▸ **GIVEN PROBLEM**:
Rewrite the entries below with every "candlestick" replaced by "candle", leaving all other text unchanged.
- - -
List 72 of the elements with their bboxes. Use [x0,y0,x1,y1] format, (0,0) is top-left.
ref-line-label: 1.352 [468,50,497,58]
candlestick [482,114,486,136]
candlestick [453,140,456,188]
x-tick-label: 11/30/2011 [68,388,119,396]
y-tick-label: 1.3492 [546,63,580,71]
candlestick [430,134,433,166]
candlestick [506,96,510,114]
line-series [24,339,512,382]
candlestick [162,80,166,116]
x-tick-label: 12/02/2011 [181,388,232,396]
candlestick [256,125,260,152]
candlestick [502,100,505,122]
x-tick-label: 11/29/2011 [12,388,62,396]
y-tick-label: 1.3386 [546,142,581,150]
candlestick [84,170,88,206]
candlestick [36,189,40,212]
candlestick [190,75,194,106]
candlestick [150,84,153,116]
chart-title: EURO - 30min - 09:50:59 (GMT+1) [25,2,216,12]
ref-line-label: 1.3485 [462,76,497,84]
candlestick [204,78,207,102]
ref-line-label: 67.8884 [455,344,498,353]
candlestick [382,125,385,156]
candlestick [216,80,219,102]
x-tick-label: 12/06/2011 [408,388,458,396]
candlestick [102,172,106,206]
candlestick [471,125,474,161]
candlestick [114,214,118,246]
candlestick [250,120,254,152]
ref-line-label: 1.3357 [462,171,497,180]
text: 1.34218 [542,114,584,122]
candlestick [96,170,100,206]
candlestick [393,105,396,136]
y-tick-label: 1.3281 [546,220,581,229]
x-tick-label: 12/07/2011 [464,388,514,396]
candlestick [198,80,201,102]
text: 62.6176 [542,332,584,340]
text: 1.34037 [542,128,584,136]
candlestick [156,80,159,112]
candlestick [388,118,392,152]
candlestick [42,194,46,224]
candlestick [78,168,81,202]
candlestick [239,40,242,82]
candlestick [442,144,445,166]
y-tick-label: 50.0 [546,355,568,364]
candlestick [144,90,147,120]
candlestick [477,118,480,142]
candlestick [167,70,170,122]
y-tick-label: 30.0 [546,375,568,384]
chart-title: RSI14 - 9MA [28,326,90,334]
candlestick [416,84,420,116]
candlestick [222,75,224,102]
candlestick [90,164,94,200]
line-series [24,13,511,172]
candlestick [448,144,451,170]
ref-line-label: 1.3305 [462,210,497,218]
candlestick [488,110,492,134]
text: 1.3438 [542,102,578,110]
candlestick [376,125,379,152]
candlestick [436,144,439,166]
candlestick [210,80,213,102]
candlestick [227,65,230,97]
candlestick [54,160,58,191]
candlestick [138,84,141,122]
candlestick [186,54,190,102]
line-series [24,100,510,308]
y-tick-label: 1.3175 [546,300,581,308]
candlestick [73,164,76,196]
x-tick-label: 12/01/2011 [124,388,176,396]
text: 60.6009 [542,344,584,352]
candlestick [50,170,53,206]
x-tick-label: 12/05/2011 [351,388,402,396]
- - -
▸ **FINAL RESULT**:
List 72 of the elements with their bboxes. Use [x0,y0,x1,y1] format, (0,0) is top-left.
ref-line-label: 1.352 [468,50,497,58]
candle [482,114,486,136]
candle [453,140,456,188]
x-tick-label: 11/30/2011 [68,388,119,396]
y-tick-label: 1.3492 [546,63,580,71]
candle [430,134,433,166]
candle [506,96,510,114]
line-series [24,339,512,382]
candle [162,80,166,116]
x-tick-label: 12/02/2011 [181,388,232,396]
candle [256,125,260,152]
candle [502,100,505,122]
x-tick-label: 11/29/2011 [12,388,62,396]
y-tick-label: 1.3386 [546,142,581,150]
candle [84,170,88,206]
candle [36,189,40,212]
candle [190,75,194,106]
candle [150,84,153,116]
chart-title: EURO - 30min - 09:50:59 (GMT+1) [25,2,216,12]
ref-line-label: 1.3485 [462,76,497,84]
candle [204,78,207,102]
ref-line-label: 67.8884 [455,344,498,353]
candle [382,125,385,156]
candle [216,80,219,102]
x-tick-label: 12/06/2011 [408,388,458,396]
candle [102,172,106,206]
candle [471,125,474,161]
candle [114,214,118,246]
candle [250,120,254,152]
ref-line-label: 1.3357 [462,171,497,180]
text: 1.34218 [542,114,584,122]
candle [96,170,100,206]
candle [393,105,396,136]
y-tick-label: 1.3281 [546,220,581,229]
x-tick-label: 12/07/2011 [464,388,514,396]
candle [198,80,201,102]
text: 62.6176 [542,332,584,340]
text: 1.34037 [542,128,584,136]
candle [156,80,159,112]
candle [388,118,392,152]
candle [42,194,46,224]
candle [78,168,81,202]
candle [239,40,242,82]
candle [442,144,445,166]
y-tick-label: 50.0 [546,355,568,364]
candle [144,90,147,120]
candle [477,118,480,142]
candle [167,70,170,122]
y-tick-label: 30.0 [546,375,568,384]
chart-title: RSI14 - 9MA [28,326,90,334]
candle [416,84,420,116]
candle [222,75,224,102]
candle [90,164,94,200]
line-series [24,13,511,172]
candle [448,144,451,170]
ref-line-label: 1.3305 [462,210,497,218]
candle [488,110,492,134]
text: 1.3438 [542,102,578,110]
candle [376,125,379,152]
candle [436,144,439,166]
candle [210,80,213,102]
candle [227,65,230,97]
candle [54,160,58,191]
candle [138,84,141,122]
candle [186,54,190,102]
line-series [24,100,510,308]
y-tick-label: 1.3175 [546,300,581,308]
candle [73,164,76,196]
x-tick-label: 12/01/2011 [124,388,176,396]
text: 60.6009 [542,344,584,352]
candle [50,170,53,206]
x-tick-label: 12/05/2011 [351,388,402,396]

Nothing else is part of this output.